→ Work to complete
**1)** Repeat word for word the part of the Osijek rail accident text that begins at the words "- Rail disaster" and stops after the words "Country: Austria-Hungary (present-day Croatia)".
**2)** Pick up the text on the 1882 Osijek rail accident after its last sentence and keep writing it.

→ Text passage
** Start **

- Rail disaster in Esseg (Osijek, Das interessante Blatt, 1882)

Details
- Date: 23 September 1882 c. 2:10 PM
- Location: Osijek, Transleithania
- Coordinates: 45°33′37″N 18°42′23″E﻿ / ﻿45.560306°N 18.706308°E
- Country: Austria-Hungary (present-day Croatia)
- Line: Beli Manastir–Osijek railway [cs]
- Operator: Alföld-Fiume Railway Company
- Incident type: Bridge collapse

Statistics
- Deaths: 28
- Injured: about 20

= 1882 Osijek rail accident =

1882 railway bridge collapse disaster in Osijek, Austria-Hungary (Croatia)

The 1882 Osijek rail accident occurred on 23 September 1882 in Osijek, Austria-Hungary (present-day Croatia) on the Beli Manastir–Osijek railway. The wooden railway bridge over the Drava River damaged by flood debris collapsed under the weigh of crossing train, causing five of its wagons to fall into the river and total loss of 28 lives. It is recorded as one of the first major rail accidents in the history of rail transport in Croatia, and also the railway history of Austro-Hungarian Empire.
== First Osijek railway bridge ==
The railway line between Budapest and Osijek of the Alföld-Fiume Railway Company (Alföld-Fiumaner Eisenbahn), becoming fully operational in late 1870, grew as only the second railway line in historic area of Croatia. Before Osijek it had to cross the Drava river to reach its south bank where the city railway station was erected. A wooden-structure bridge, based on the system developed by British engineer William Howe, was built over the Drava with nine piers in a distance of 30 meters each. Being provisional, construction of a new iron bridge on stone piers had begun upstream in early 1882.

** End **

→ Source data
** Start **

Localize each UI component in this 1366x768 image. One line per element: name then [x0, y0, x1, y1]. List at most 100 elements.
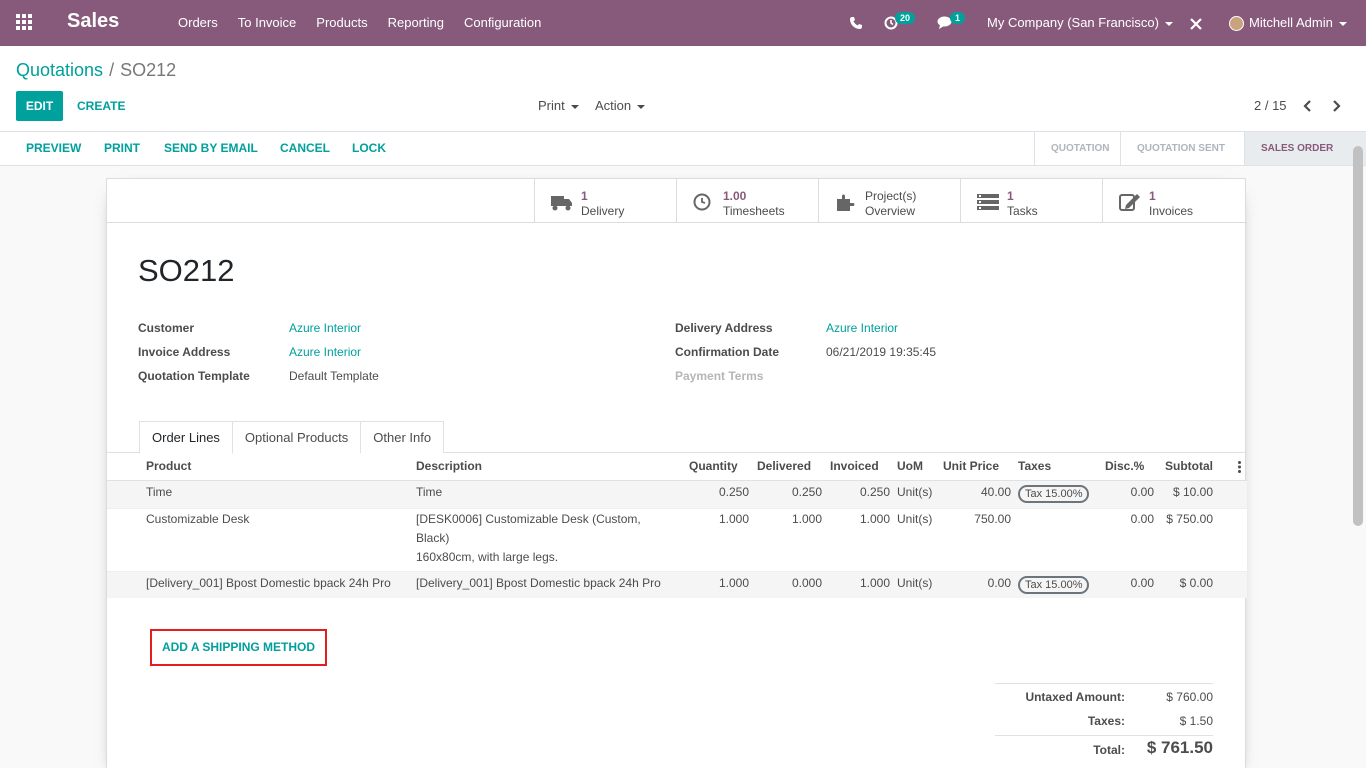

** End **

→ Outputs by task
**1)**
- Rail disaster in Esseg (Osijek, Das interessante Blatt, 1882)

Details
- Date: 23 September 1882 c. 2:10 PM
- Location: Osijek, Transleithania
- Coordinates: 45°33′37″N 18°42′23″E﻿ / ﻿45.560306°N 18.706308°E
- Country: Austria-Hungary (present-day Croatia)

**2)**
== Accident ==
September 1882 brought heavy rains in Austrian Carinthia and Tyrol regions, leading to extreme flooding of Drava and bringing considerable amounts of debris downstream. In mid-September a large amount of driftwood became entangled in the scaffolding of the new bridge construction. About 40 workers then attempted to clear the debris through the relatively narrow openings, but this had to be abandoned due to poor visibility during the night of 22 and 23 September. Eventually, the accumulated debris broke free, carrying a section of the scaffolding with it, struck the wooden bridge, and became trapped there. On 23 September morning the responsible engineer ordered a test run with a locomotive to prove bridge statics and after its successful crossing he ordered to opened the bridge to traffic at slow speeds, which initially occurred without any apparent cause for concern.

Around 2 PM a mixed passenger-freight train, consisted of a locomotive engine, its tender, and six freight cars, left Osijek station in north direction. The two of those transported troopers of the 15th Nyíregyháza Hussar Regiment coming back to Hungary from their deployment in occupied Bosnia and Herzegovina. At approximately 2:10 PM started to cross the bridge, as the fifth train of the day. On its further part the bridge piers couldn't withstand the pressure of driftwood and the scouring of a moving train set causing the sixth arch collapse, dragging the engine, tender, two freight and two troops wagons into the water below.

== Aftermath ==

Wreck of the railway bridge in Osijek (by photographer Georg Knittel from Osijek, September 1882)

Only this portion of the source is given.